#### Required work:
Rewrite the part of the forum post that opens with the words containing "Have been searching" and closes with "rate for OVCA.", swapping "internet" for "web".

Have been searching the internet as I do every night. I'm on Doxil and Avastin after second recurrence and finding out I'm platinum resistant. I googled the following: Chemo with longest survival rate for OVCA.
This is what popped upL Effect of mifepristone used alone or with cisplatin chemotherapy on human ovary cancer cell growth
by Freeburg, Elizabeth McKay, Ph.D., University of South Dakota, 2008, 163 pages; AAT 3351178
Ovarian cancer (OvCa) causes more deaths than any other gynecologic malignancy. It is usually diagnosed at late stages and patients require cytoreductive surgery followed by platinum-based chemotherapy. However, the efficacy of platinum derivatives is hindered by their elevated toxicity, the development of tumor tolerance to the drugs, and the regrowth or repopulation of tumor cells between treatment intervals. Hence, search for new measures to enhance the efficacy of platinum derivatives for OvCa is imperative. Preclinical studies in our laboratory have demonstrated that the antiprogestin steroid, mifepristone (MF), is effective as a single agent in vitro and in vivo inhibiting growth of human epithelial OvCa cells. MF induces a reversible blockage of the cell cycle at the G1-to-S transition and a strong inhibition of cyclin dependent kinase 2 (Cdk2) activity. Based on these data and the fact that Cdk2 is frequently up-regulated in ovarian tumors, this project was developed to test the hypothesis that MF enhances the efficacy of platinum-based therapy--utilizing cisplatin (CDDP) as a prototype. First, we sought to determine if the cytostatic concentrations of MF prevents repopulation of OvCa cells occurring between CDDP treatment intervals. Evidence is presented on the generation of an in vitro model of OvCa repopulation between CDDP rounds, its efficient abrogation by MF, and the apparent enhancement of CDDP-induced toxicity by MF. Secondly, we asked whether the toxicity of MF occurred regardless of the degree of sensitivity developed by the OvCa cells to CDDP, and of the status of the p53 tumor suppressor gene. Evidence is presented suggesting that MF-induced cytotoxicity involving cytostasis at low concentrations, and caspase-associated apoptotic lethality at high concentrations, does not correlate with the sensitivity of the cells to CDDP, and appears to be independent of the p53 genetic status. Overall, our studies provide evidence to suggest that MF used either alone or together with CDDP has the potential to improve OvCa treatment success. Using MF therapy in association with, and after platinum chemotherapy, may significantly improve the 5 year survival rate for OvCa, and conceivably convert this lethal cancer into a treatable chronic disease.

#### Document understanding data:
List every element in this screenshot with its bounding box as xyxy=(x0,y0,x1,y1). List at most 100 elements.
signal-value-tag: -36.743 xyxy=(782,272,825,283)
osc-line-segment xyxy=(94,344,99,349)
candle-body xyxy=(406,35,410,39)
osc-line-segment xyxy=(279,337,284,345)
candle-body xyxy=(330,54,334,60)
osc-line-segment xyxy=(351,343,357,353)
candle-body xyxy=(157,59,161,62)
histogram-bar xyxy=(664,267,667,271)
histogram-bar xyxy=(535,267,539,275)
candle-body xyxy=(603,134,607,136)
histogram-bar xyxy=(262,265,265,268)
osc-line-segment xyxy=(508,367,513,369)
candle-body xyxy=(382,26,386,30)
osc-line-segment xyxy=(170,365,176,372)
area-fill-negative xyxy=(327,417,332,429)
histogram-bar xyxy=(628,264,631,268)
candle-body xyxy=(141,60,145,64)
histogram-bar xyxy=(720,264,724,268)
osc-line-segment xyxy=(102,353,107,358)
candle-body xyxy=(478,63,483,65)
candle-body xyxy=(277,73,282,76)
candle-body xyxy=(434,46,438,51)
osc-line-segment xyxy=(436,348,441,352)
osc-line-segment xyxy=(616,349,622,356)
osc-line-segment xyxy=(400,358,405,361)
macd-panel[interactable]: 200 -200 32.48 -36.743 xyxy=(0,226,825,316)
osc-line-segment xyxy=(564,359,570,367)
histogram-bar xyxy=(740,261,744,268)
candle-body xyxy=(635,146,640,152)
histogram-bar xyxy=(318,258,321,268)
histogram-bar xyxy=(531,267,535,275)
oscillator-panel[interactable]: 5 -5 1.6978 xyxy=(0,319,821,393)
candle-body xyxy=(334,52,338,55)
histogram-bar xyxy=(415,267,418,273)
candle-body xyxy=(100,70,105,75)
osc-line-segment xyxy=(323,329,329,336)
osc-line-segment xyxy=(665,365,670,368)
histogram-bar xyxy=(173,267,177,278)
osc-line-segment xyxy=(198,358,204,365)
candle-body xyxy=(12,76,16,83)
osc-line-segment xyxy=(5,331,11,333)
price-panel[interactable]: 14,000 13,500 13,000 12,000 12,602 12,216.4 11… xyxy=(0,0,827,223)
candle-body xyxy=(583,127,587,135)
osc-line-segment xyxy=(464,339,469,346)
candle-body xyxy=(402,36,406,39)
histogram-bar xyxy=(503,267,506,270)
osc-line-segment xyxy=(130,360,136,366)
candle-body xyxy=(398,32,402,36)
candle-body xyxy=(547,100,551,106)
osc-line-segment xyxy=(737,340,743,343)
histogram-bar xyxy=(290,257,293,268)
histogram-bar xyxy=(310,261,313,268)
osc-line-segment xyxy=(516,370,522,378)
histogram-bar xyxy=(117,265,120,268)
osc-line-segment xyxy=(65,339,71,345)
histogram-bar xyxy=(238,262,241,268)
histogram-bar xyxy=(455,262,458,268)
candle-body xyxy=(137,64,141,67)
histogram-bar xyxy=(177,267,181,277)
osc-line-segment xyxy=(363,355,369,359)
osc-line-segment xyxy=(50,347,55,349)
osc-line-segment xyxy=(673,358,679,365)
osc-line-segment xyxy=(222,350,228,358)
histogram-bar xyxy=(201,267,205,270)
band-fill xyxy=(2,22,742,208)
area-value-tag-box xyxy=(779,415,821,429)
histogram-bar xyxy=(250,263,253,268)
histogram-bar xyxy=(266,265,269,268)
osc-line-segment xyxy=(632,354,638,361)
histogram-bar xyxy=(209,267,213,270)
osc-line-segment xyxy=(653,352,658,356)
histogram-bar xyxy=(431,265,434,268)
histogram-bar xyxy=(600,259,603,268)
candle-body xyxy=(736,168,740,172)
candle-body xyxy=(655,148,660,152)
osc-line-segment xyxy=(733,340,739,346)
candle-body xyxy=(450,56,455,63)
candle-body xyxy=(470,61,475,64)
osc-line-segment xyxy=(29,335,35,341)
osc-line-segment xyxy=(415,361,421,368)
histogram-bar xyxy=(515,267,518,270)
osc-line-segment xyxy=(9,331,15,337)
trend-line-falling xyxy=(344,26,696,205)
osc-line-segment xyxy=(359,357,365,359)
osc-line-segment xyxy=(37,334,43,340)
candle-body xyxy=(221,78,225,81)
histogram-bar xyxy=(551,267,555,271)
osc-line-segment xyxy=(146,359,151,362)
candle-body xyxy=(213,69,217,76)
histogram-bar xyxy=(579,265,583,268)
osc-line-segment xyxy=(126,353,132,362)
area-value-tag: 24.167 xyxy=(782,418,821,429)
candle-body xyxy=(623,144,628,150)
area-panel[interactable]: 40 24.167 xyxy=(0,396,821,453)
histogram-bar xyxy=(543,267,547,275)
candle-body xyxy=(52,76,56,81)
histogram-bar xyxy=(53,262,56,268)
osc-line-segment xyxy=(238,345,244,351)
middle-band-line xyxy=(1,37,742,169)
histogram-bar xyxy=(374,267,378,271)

#### Solved exercise:
Have been searching the web as I do every night. I'm on Doxil and Avastin after second recurrence and finding out I'm platinum resistant. I googled the following: Chemo with longest survival rate for OVCA.